**SUPPLIED ENTRIES**
>>>>>
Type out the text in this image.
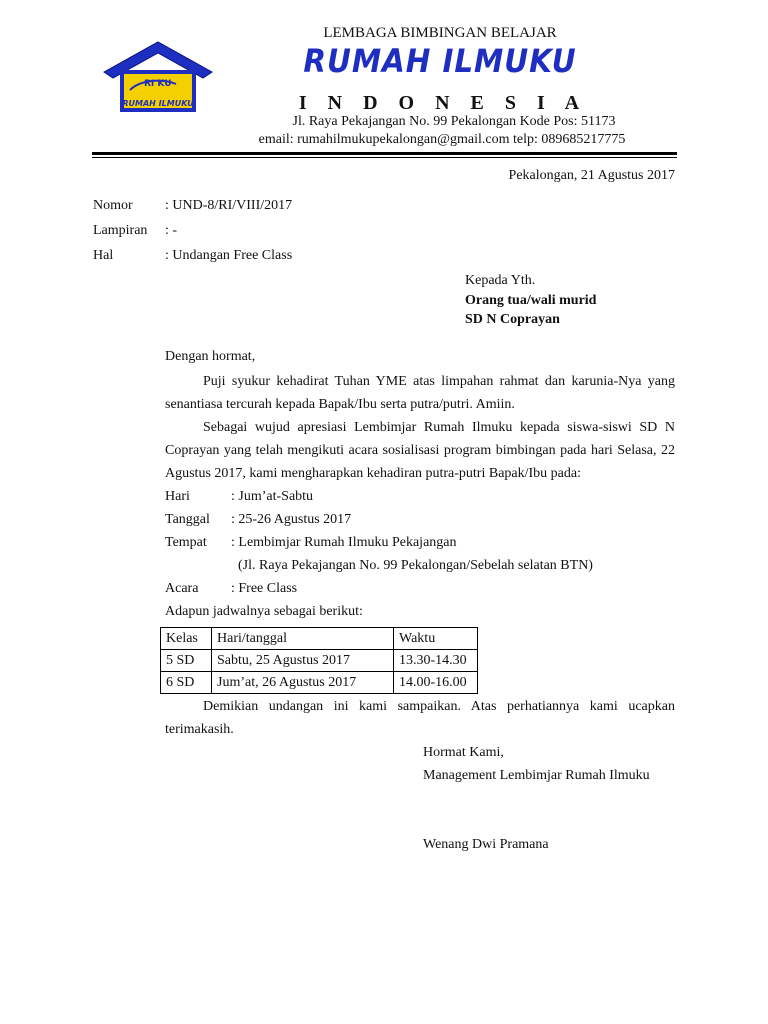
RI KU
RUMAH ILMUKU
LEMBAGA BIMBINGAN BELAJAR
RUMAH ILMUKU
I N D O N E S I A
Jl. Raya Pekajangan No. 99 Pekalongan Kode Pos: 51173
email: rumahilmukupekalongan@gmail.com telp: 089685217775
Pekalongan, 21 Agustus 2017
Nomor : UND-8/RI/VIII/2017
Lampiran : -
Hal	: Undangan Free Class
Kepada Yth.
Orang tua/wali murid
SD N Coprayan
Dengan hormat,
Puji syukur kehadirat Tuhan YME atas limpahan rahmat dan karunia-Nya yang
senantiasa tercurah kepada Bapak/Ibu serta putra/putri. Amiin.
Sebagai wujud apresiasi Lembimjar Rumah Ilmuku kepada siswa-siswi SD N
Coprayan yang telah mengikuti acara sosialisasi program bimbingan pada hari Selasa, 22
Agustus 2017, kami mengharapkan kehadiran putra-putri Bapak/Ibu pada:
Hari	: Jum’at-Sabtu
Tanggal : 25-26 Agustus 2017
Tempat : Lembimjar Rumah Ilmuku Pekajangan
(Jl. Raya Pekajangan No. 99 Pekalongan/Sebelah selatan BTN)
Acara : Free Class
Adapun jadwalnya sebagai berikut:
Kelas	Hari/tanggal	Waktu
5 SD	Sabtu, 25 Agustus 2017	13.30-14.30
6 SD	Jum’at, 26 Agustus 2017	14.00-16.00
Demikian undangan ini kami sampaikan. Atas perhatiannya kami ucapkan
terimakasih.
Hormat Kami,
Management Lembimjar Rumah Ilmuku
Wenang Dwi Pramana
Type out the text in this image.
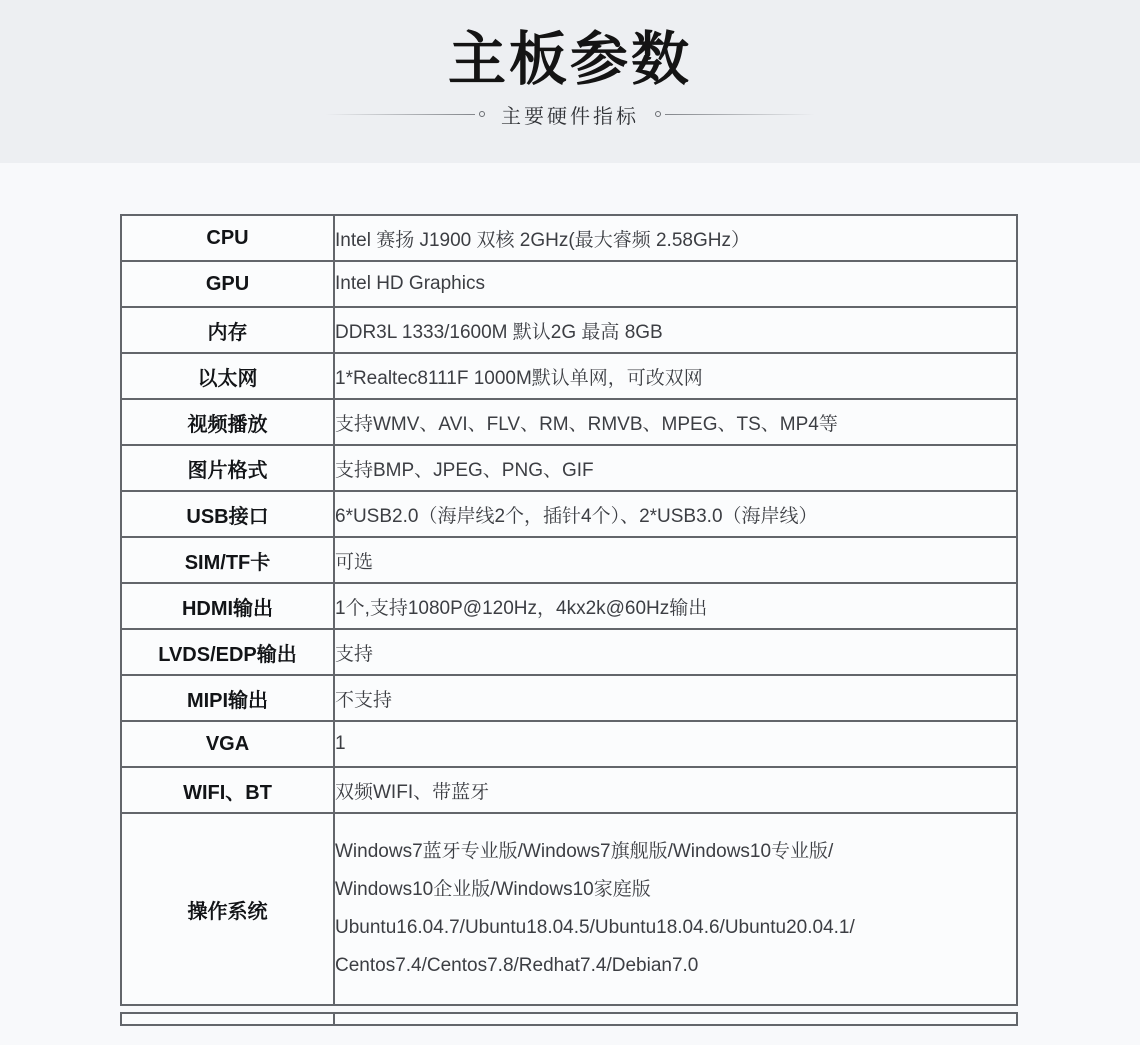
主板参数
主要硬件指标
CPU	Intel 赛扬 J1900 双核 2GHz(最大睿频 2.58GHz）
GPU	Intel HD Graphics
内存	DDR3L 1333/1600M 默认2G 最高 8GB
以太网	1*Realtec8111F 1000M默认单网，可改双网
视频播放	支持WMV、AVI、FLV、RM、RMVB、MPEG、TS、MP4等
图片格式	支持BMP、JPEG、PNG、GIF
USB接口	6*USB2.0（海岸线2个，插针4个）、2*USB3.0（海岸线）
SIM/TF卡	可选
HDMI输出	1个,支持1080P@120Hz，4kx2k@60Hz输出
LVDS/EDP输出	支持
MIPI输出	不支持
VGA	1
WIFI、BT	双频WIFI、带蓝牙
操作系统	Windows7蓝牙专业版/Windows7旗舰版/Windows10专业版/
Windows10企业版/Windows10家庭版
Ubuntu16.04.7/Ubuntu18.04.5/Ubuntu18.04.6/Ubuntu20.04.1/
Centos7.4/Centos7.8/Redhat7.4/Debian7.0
<<<<<
**EXERCISE DETAILS**
Track down all lines above with the string "putra" and copy them.

**TASK SOLUTION**
senantiasa tercurah kepada Bapak/Ibu serta putra/putri. Amiin.
Agustus 2017, kami mengharapkan kehadiran putra-putri Bapak/Ibu pada:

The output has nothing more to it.